Stored data
::::::
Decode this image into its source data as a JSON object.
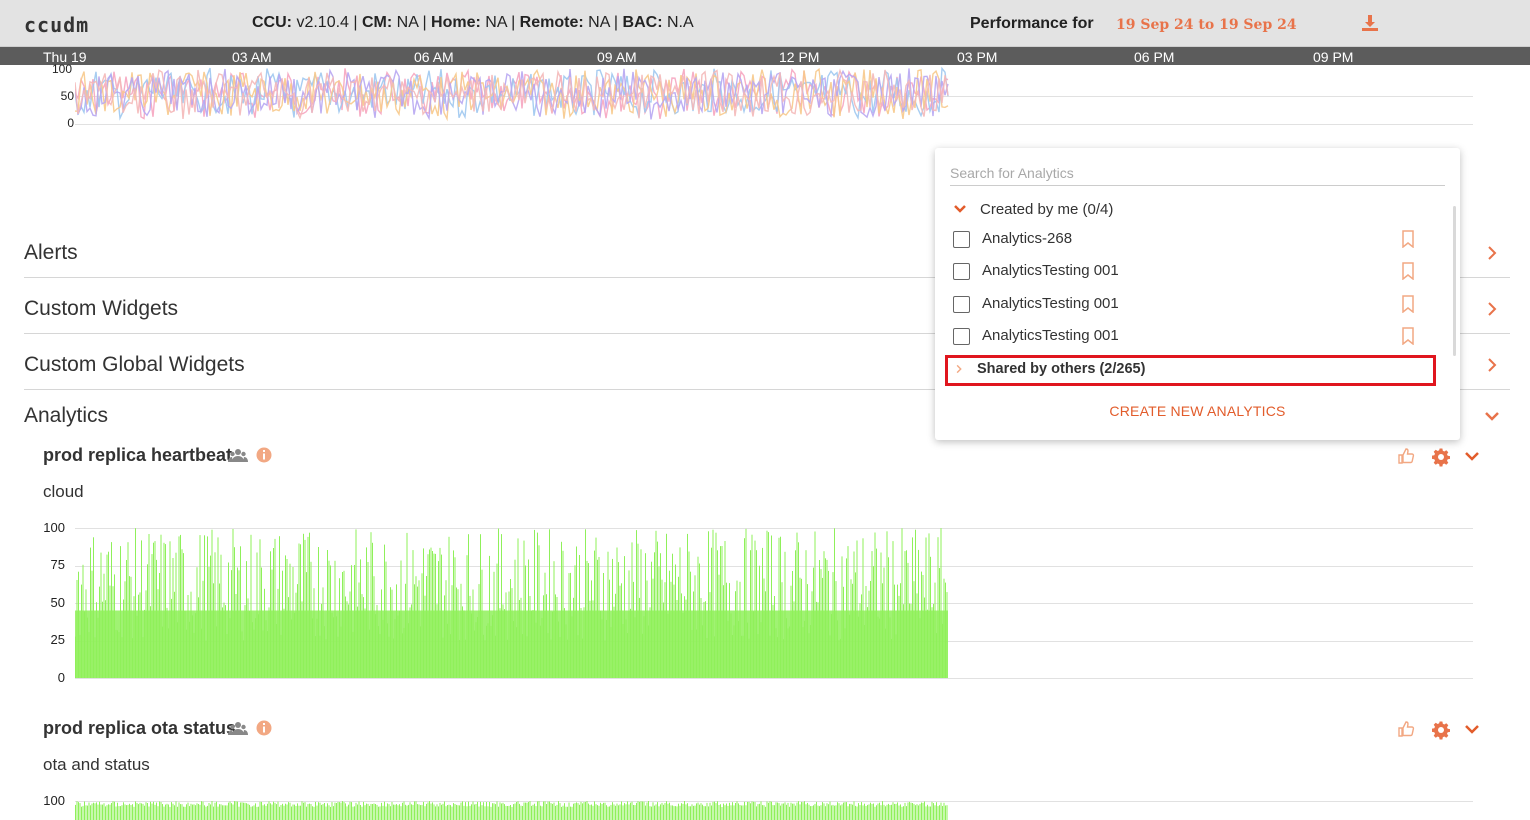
{
  "header": {
    "logo": "ccudm",
    "ccu_label": "CCU:",
    "ccu_value": " v2.10.4 | ",
    "cm_label": "CM:",
    "cm_value": " NA | ",
    "home_label": "Home:",
    "home_value": " NA | ",
    "remote_label": "Remote:",
    "remote_value": " NA | ",
    "bac_label": "BAC:",
    "bac_value": " N.A",
    "performance_label": "Performance for",
    "date_range": "19 Sep 24 to 19 Sep 24",
    "download_icon": "download-icon"
  },
  "time_axis": [
    "Thu 19",
    "03 AM",
    "06 AM",
    "09 AM",
    "12 PM",
    "03 PM",
    "06 PM",
    "09 PM"
  ],
  "top_chart": {
    "y_ticks": [
      "100",
      "50",
      "0"
    ],
    "colors": [
      "#f6a5c0",
      "#9ec8f0",
      "#f7c98b",
      "#b7a6f2",
      "#f4b8b8"
    ]
  },
  "sections": [
    {
      "title": "Alerts",
      "state": "collapsed"
    },
    {
      "title": "Custom Widgets",
      "state": "collapsed"
    },
    {
      "title": "Custom Global Widgets",
      "state": "collapsed"
    },
    {
      "title": "Analytics",
      "state": "expanded"
    }
  ],
  "widgets": [
    {
      "title": "prod replica heartbeat",
      "subtitle": "cloud",
      "chart_data": {
        "type": "bar",
        "y_ticks": [
          "100",
          "75",
          "50",
          "25",
          "0"
        ],
        "ylim": [
          0,
          100
        ],
        "color": "#8ff05a"
      }
    },
    {
      "title": "prod replica ota status",
      "subtitle": "ota and status",
      "chart_data": {
        "type": "bar",
        "y_ticks": [
          "100"
        ],
        "ylim": [
          0,
          100
        ],
        "color": "#8ff05a"
      }
    }
  ],
  "analytics_panel": {
    "search_placeholder": "Search for Analytics",
    "created_group": "Created by me (0/4)",
    "items": [
      "Analytics-268",
      "AnalyticsTesting 001",
      "AnalyticsTesting 001",
      "AnalyticsTesting 001"
    ],
    "shared_group": "Shared by others (2/265)",
    "create_button": "CREATE NEW ANALYTICS"
  },
  "accent_color": "#e8734a"
}
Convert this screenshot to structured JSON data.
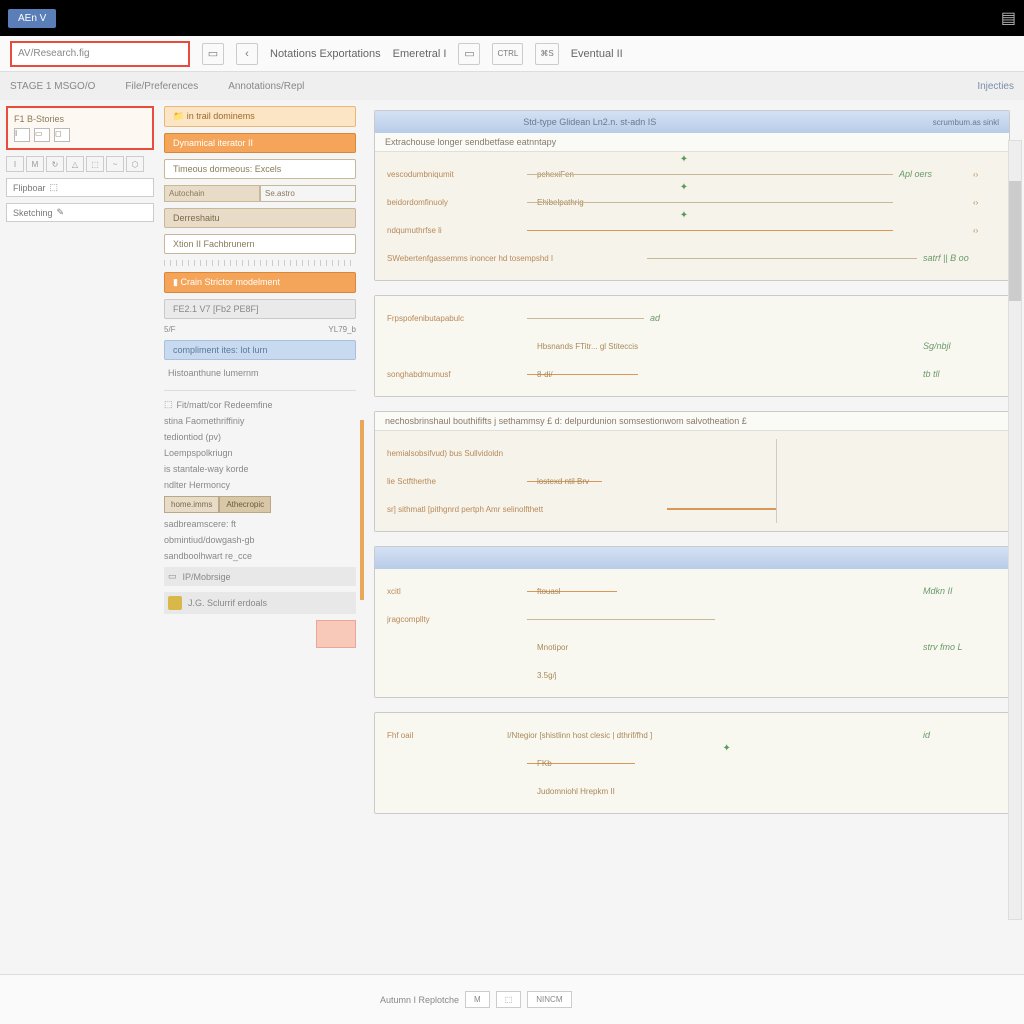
{
  "titlebar": {
    "tab": "AEn V"
  },
  "toolbar": {
    "search_placeholder": "AV/Research.fig",
    "links": [
      "Notations Exportations",
      "Emeretral I",
      "Eventual II"
    ],
    "pill_a": "CTRL",
    "pill_b": "⌘S"
  },
  "subheader": {
    "left": "STAGE 1 MSGO/O",
    "mids": [
      "File/Preferences",
      "Annotations/Repl"
    ],
    "right": "Injecties"
  },
  "leftcol": {
    "card_title": "F1 B-Stories",
    "btns": [
      "Flipboar",
      "Sketching"
    ],
    "icons": [
      "I",
      "M",
      "↻",
      "△",
      "⬚",
      "~",
      "⬡"
    ]
  },
  "midcol": {
    "folder": "in trail dominems",
    "items": [
      "Dynamical iterator II",
      "Timeous dormeous: Excels",
      "Autochain",
      "Derreshaitu",
      "Xtion II  Fachbrunern"
    ],
    "orange_cta": "Crain Strictor modelment",
    "nums": "FE2.1 V7  [Fb2  PE8F]",
    "stat_l": "5/F",
    "stat_r": "YL79_b",
    "blue_btn": "compliment ites: lot lurn",
    "caption": "Histoanthune lumernm",
    "lower_header": "Fit/matt/cor Redeemfine",
    "lower_items": [
      "stina Faomethriffiniy",
      "tediontiod (pv)",
      "Loempspolkriugn",
      "is stantale-way korde",
      "ndlter Hermoncy"
    ],
    "dual": [
      "home.imms",
      "Athecropic"
    ],
    "tail": [
      "sadbreamscere: ft",
      "obmintiud/dowgash-gb",
      "sandboolhwart re_cce"
    ],
    "foot_a": "IP/Mobrsige",
    "foot_b": "J.G. Sclurrif erdoals"
  },
  "content": {
    "tab_label": "Injecties",
    "panels": [
      {
        "hd_center": "Std-type Glidean Ln2.n. st-adn IS",
        "hd_right": "scrumbum.as sinkl",
        "sub": "Extrachouse longer sendbetfase  eatnntapy",
        "rows": [
          {
            "l": "vescodumbniqumit",
            "m": "pchexiFen",
            "r": "Apl oers"
          },
          {
            "l": "beidordomfinuoly",
            "m": "Ehibelpathrig",
            "r": ""
          },
          {
            "l": "ndqumuthrfse li",
            "m": "",
            "r": ""
          },
          {
            "l": "SWebertenfgassemms inoncer hd tosempshd I",
            "m": "",
            "r": "satrf || B oo"
          }
        ]
      },
      {
        "rows": [
          {
            "l": "Frpspofenibutapabulc",
            "m": "",
            "r": "ad"
          },
          {
            "l": "",
            "m": "Hbsnands   FTitr...   gl Stiteccis",
            "r": "Sg/nbjl"
          },
          {
            "l": "songhabdmumusf",
            "m": "8-di/",
            "r": "tb tll"
          }
        ]
      },
      {
        "sub": "nechosbrinshaul  bouthififts j  sethammsy £  d:  delpurdunion  somsestionwom  salvotheation £",
        "rows": [
          {
            "l": "hemialsobsifvud) bus  Sullvidoldn",
            "m": "",
            "r": ""
          },
          {
            "l": "lie Sctftherthe",
            "m": "lostexd ntil Brv",
            "r": ""
          },
          {
            "l": "sr] sithmatl  [pithgnrd pertph Amr  selinolfthett",
            "m": "",
            "r": ""
          }
        ]
      },
      {
        "hd": " ",
        "rows": [
          {
            "l": "xcitl",
            "m": "ftouasl",
            "r": "Mdkn II"
          },
          {
            "l": "jragcompllty",
            "m": "",
            "r": ""
          },
          {
            "l": "",
            "m": "Mnotipor",
            "r": "strv fmo L"
          },
          {
            "l": "",
            "m": "3.5g/j",
            "r": ""
          }
        ]
      },
      {
        "rows": [
          {
            "l": "Fhf oail",
            "m": "I/Ntegior [shistlinn  host clesic | dthrif/fhd ]",
            "r": "id"
          },
          {
            "l": "",
            "m": "FKb",
            "r": ""
          },
          {
            "l": "",
            "m": "Judomniohl   Hrepkm II",
            "r": ""
          }
        ]
      }
    ]
  },
  "bottom": {
    "label": "Autumn I Replotche",
    "btns": [
      "M",
      "⬚",
      "NINCM"
    ]
  }
}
::::::
*Instructions to follow:*
Return every line of the preceding records in which the word "status" appears.

*Result of the exercise:*
      "title": "prod replica ota status",
      "subtitle": "ota and status",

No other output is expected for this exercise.